> _Description of the task_
Return the records that follow unaltered. Omit every picture.

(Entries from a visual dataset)
╭──

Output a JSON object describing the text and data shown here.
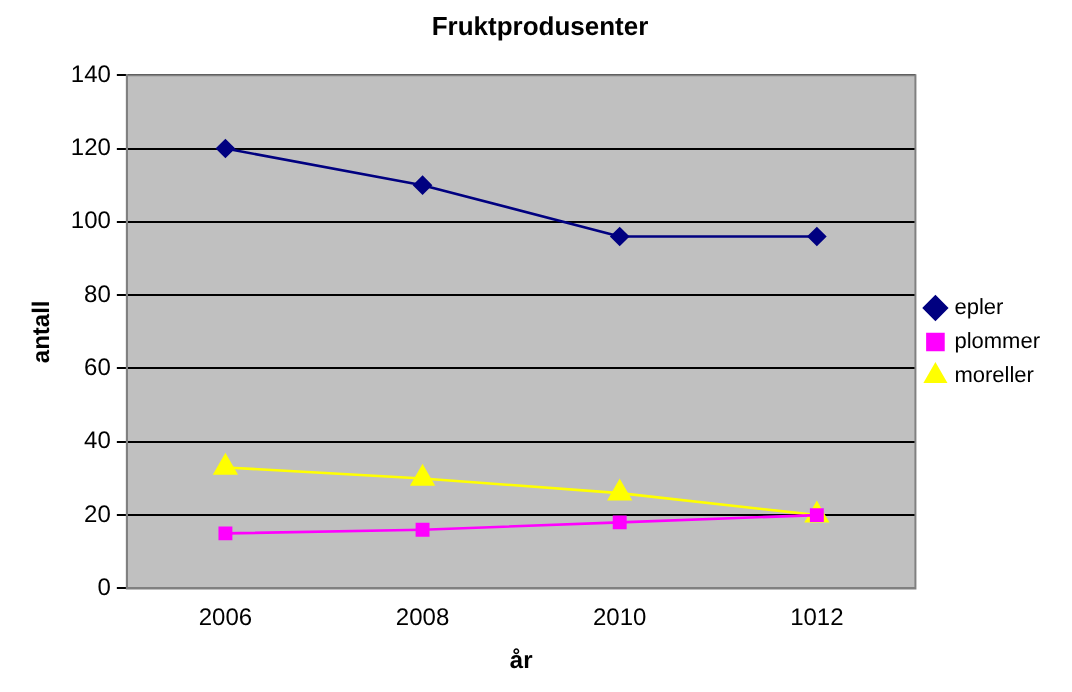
{
  "chart_data": {
    "type": "line",
    "title": "Fruktprodusenter",
    "xlabel": "år",
    "ylabel": "antall",
    "categories": [
      "2006",
      "2008",
      "2010",
      "1012"
    ],
    "series": [
      {
        "name": "epler",
        "color": "#000080",
        "marker": "diamond",
        "values": [
          120,
          110,
          96,
          96
        ]
      },
      {
        "name": "plommer",
        "color": "#ff00ff",
        "marker": "square",
        "values": [
          15,
          16,
          18,
          20
        ]
      },
      {
        "name": "moreller",
        "color": "#ffff00",
        "marker": "triangle",
        "values": [
          33,
          30,
          26,
          20
        ]
      }
    ],
    "ylim": [
      0,
      140
    ],
    "yticks": [
      0,
      20,
      40,
      60,
      80,
      100,
      120,
      140
    ],
    "grid": "y",
    "legend": "right",
    "line_style": "solid"
  }
}
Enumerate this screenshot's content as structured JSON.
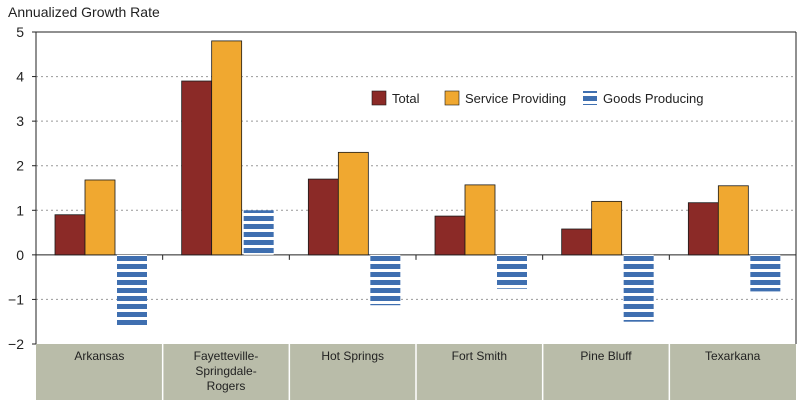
{
  "chart_data": {
    "type": "bar",
    "ylabel": "Annualized Growth Rate",
    "xlabel": "",
    "ylim": [
      -2,
      5
    ],
    "yticks": [
      "5",
      "4",
      "3",
      "2",
      "1",
      "0",
      "−1",
      "−2"
    ],
    "ytick_values": [
      5,
      4,
      3,
      2,
      1,
      0,
      -1,
      -2
    ],
    "grid": "horizontal-dashed",
    "legend_position": "top-right-inside",
    "categories": [
      [
        "Arkansas"
      ],
      [
        "Fayetteville-",
        "Springdale-",
        "Rogers"
      ],
      [
        "Hot Springs"
      ],
      [
        "Fort Smith"
      ],
      [
        "Pine Bluff"
      ],
      [
        "Texarkana"
      ]
    ],
    "series": [
      {
        "name": "Total",
        "color": "#8b2a27",
        "pattern": "solid",
        "values": [
          0.9,
          3.9,
          1.7,
          0.87,
          0.58,
          1.17
        ]
      },
      {
        "name": "Service Providing",
        "color": "#f0a830",
        "pattern": "solid",
        "values": [
          1.68,
          4.8,
          2.3,
          1.57,
          1.2,
          1.55
        ]
      },
      {
        "name": "Goods Producing",
        "color": "#3f6fb0",
        "pattern": "striped",
        "values": [
          -1.58,
          1.0,
          -1.13,
          -0.76,
          -1.5,
          -0.82
        ]
      }
    ],
    "category_band_color": "#b9bca9"
  }
}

╰──

> _Full answer_
Output a JSON object describing the text and data shown here.
{
  "chart_data": {
    "type": "line",
    "title": "Fruktprodusenter",
    "xlabel": "år",
    "ylabel": "antall",
    "categories": [
      "2006",
      "2008",
      "2010",
      "1012"
    ],
    "series": [
      {
        "name": "epler",
        "color": "#000080",
        "marker": "diamond",
        "values": [
          120,
          110,
          96,
          96
        ]
      },
      {
        "name": "plommer",
        "color": "#ff00ff",
        "marker": "square",
        "values": [
          15,
          16,
          18,
          20
        ]
      },
      {
        "name": "moreller",
        "color": "#ffff00",
        "marker": "triangle",
        "values": [
          33,
          30,
          26,
          20
        ]
      }
    ],
    "ylim": [
      0,
      140
    ],
    "yticks": [
      0,
      20,
      40,
      60,
      80,
      100,
      120,
      140
    ],
    "grid": "y",
    "legend": "right",
    "line_style": "solid"
  }
}
Enumerate this screenshot's content as structured JSON.
{
  "chart_data": {
    "type": "bar",
    "ylabel": "Annualized Growth Rate",
    "xlabel": "",
    "ylim": [
      -2,
      5
    ],
    "yticks": [
      "5",
      "4",
      "3",
      "2",
      "1",
      "0",
      "−1",
      "−2"
    ],
    "ytick_values": [
      5,
      4,
      3,
      2,
      1,
      0,
      -1,
      -2
    ],
    "grid": "horizontal-dashed",
    "legend_position": "top-right-inside",
    "categories": [
      [
        "Arkansas"
      ],
      [
        "Fayetteville-",
        "Springdale-",
        "Rogers"
      ],
      [
        "Hot Springs"
      ],
      [
        "Fort Smith"
      ],
      [
        "Pine Bluff"
      ],
      [
        "Texarkana"
      ]
    ],
    "series": [
      {
        "name": "Total",
        "color": "#8b2a27",
        "pattern": "solid",
        "values": [
          0.9,
          3.9,
          1.7,
          0.87,
          0.58,
          1.17
        ]
      },
      {
        "name": "Service Providing",
        "color": "#f0a830",
        "pattern": "solid",
        "values": [
          1.68,
          4.8,
          2.3,
          1.57,
          1.2,
          1.55
        ]
      },
      {
        "name": "Goods Producing",
        "color": "#3f6fb0",
        "pattern": "striped",
        "values": [
          -1.58,
          1.0,
          -1.13,
          -0.76,
          -1.5,
          -0.82
        ]
      }
    ],
    "category_band_color": "#b9bca9"
  }
}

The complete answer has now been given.